─── Dataset content ───

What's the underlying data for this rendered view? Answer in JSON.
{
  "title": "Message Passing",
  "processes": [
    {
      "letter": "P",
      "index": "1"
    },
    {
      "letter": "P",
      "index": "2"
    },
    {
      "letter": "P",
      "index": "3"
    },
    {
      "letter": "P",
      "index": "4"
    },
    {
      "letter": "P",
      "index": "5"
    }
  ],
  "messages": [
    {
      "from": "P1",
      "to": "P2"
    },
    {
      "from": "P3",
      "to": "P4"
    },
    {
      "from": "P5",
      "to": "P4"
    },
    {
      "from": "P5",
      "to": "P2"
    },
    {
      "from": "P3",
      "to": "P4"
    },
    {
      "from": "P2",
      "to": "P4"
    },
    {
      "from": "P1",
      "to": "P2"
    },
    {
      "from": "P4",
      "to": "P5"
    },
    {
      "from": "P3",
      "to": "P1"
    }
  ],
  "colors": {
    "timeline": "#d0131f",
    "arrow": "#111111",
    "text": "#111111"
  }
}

───

#### [Work instructions]
Report every line containing the word "index" from the listing above.

#### [The solution]
      "index": "1"
      "index": "2"
      "index": "3"
      "index": "4"
      "index": "5"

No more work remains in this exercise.